» **WRITTEN PROBLEM**
Write out all of the entries exactly as given.

» **MATERIAL PROVIDED**
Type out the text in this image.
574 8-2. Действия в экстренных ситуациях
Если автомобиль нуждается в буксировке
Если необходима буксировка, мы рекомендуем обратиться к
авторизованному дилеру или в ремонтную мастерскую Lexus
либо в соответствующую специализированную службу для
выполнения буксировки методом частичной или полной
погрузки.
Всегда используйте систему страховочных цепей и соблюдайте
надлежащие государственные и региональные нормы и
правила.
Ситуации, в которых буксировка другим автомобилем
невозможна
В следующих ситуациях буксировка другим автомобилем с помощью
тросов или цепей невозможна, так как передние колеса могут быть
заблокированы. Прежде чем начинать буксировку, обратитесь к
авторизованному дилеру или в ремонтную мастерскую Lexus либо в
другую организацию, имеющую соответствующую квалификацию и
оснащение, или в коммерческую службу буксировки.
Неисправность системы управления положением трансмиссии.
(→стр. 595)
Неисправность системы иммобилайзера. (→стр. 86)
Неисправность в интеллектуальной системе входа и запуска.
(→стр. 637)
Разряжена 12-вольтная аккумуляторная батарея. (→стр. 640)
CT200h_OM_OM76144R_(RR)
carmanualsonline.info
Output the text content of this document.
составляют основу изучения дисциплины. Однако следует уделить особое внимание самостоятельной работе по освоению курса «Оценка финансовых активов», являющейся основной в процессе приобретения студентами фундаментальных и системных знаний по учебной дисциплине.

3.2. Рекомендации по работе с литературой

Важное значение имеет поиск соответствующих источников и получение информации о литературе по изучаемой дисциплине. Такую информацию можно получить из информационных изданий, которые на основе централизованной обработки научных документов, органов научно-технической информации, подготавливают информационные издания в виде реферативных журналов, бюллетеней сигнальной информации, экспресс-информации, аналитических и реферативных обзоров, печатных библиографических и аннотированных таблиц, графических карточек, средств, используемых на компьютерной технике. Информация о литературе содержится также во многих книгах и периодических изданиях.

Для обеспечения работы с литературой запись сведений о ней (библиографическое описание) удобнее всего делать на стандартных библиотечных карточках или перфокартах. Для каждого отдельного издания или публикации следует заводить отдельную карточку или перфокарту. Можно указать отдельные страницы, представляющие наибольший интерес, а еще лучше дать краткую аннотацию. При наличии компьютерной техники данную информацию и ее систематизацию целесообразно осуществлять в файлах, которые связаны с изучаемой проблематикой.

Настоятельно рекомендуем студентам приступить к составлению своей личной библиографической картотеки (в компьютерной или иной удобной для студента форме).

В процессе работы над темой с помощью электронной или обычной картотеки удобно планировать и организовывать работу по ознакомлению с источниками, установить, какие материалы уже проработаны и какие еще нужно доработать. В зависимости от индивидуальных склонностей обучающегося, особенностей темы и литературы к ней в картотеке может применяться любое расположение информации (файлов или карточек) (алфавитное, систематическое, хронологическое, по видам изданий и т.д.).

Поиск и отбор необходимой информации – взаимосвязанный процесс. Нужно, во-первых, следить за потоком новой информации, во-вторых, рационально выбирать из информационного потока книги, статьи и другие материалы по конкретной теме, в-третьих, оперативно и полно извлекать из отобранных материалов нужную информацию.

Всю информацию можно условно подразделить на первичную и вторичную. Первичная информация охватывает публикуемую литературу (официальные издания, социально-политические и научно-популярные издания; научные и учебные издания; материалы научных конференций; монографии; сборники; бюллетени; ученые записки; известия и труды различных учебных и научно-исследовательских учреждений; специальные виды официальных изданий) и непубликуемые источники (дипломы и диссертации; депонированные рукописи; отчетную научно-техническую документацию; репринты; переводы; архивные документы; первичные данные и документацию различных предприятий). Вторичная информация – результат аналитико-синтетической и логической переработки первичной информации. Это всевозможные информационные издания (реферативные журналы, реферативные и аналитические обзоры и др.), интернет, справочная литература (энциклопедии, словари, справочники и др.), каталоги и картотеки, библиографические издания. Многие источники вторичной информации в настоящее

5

» **FULL SOLUTION**
Type out the text in this image.
574 8-2. Действия в экстренных ситуациях
Если автомобиль нуждается в буксировке
Если необходима буксировка, мы рекомендуем обратиться к
авторизованному дилеру или в ремонтную мастерскую Lexus
либо в соответствующую специализированную службу для
выполнения буксировки методом частичной или полной
погрузки.
Всегда используйте систему страховочных цепей и соблюдайте
надлежащие государственные и региональные нормы и
правила.
Ситуации, в которых буксировка другим автомобилем
невозможна
В следующих ситуациях буксировка другим автомобилем с помощью
тросов или цепей невозможна, так как передние колеса могут быть
заблокированы. Прежде чем начинать буксировку, обратитесь к
авторизованному дилеру или в ремонтную мастерскую Lexus либо в
другую организацию, имеющую соответствующую квалификацию и
оснащение, или в коммерческую службу буксировки.
Неисправность системы управления положением трансмиссии.
(→стр. 595)
Неисправность системы иммобилайзера. (→стр. 86)
Неисправность в интеллектуальной системе входа и запуска.
(→стр. 637)
Разряжена 12-вольтная аккумуляторная батарея. (→стр. 640)
CT200h_OM_OM76144R_(RR)
carmanualsonline.info
Output the text content of this document.
составляют основу изучения дисциплины. Однако следует уделить особое внимание самостоятельной работе по освоению курса «Оценка финансовых активов», являющейся основной в процессе приобретения студентами фундаментальных и системных знаний по учебной дисциплине.

3.2. Рекомендации по работе с литературой

Важное значение имеет поиск соответствующих источников и получение информации о литературе по изучаемой дисциплине. Такую информацию можно получить из информационных изданий, которые на основе централизованной обработки научных документов, органов научно-технической информации, подготавливают информационные издания в виде реферативных журналов, бюллетеней сигнальной информации, экспресс-информации, аналитических и реферативных обзоров, печатных библиографических и аннотированных таблиц, графических карточек, средств, используемых на компьютерной технике. Информация о литературе содержится также во многих книгах и периодических изданиях.

Для обеспечения работы с литературой запись сведений о ней (библиографическое описание) удобнее всего делать на стандартных библиотечных карточках или перфокартах. Для каждого отдельного издания или публикации следует заводить отдельную карточку или перфокарту. Можно указать отдельные страницы, представляющие наибольший интерес, а еще лучше дать краткую аннотацию. При наличии компьютерной техники данную информацию и ее систематизацию целесообразно осуществлять в файлах, которые связаны с изучаемой проблематикой.

Настоятельно рекомендуем студентам приступить к составлению своей личной библиографической картотеки (в компьютерной или иной удобной для студента форме).

В процессе работы над темой с помощью электронной или обычной картотеки удобно планировать и организовывать работу по ознакомлению с источниками, установить, какие материалы уже проработаны и какие еще нужно доработать. В зависимости от индивидуальных склонностей обучающегося, особенностей темы и литературы к ней в картотеке может применяться любое расположение информации (файлов или карточек) (алфавитное, систематическое, хронологическое, по видам изданий и т.д.).

Поиск и отбор необходимой информации – взаимосвязанный процесс. Нужно, во-первых, следить за потоком новой информации, во-вторых, рационально выбирать из информационного потока книги, статьи и другие материалы по конкретной теме, в-третьих, оперативно и полно извлекать из отобранных материалов нужную информацию.

Всю информацию можно условно подразделить на первичную и вторичную. Первичная информация охватывает публикуемую литературу (официальные издания, социально-политические и научно-популярные издания; научные и учебные издания; материалы научных конференций; монографии; сборники; бюллетени; ученые записки; известия и труды различных учебных и научно-исследовательских учреждений; специальные виды официальных изданий) и непубликуемые источники (дипломы и диссертации; депонированные рукописи; отчетную научно-техническую документацию; репринты; переводы; архивные документы; первичные данные и документацию различных предприятий). Вторичная информация – результат аналитико-синтетической и логической переработки первичной информации. Это всевозможные информационные издания (реферативные журналы, реферативные и аналитические обзоры и др.), интернет, справочная литература (энциклопедии, словари, справочники и др.), каталоги и картотеки, библиографические издания. Многие источники вторичной информации в настоящее

5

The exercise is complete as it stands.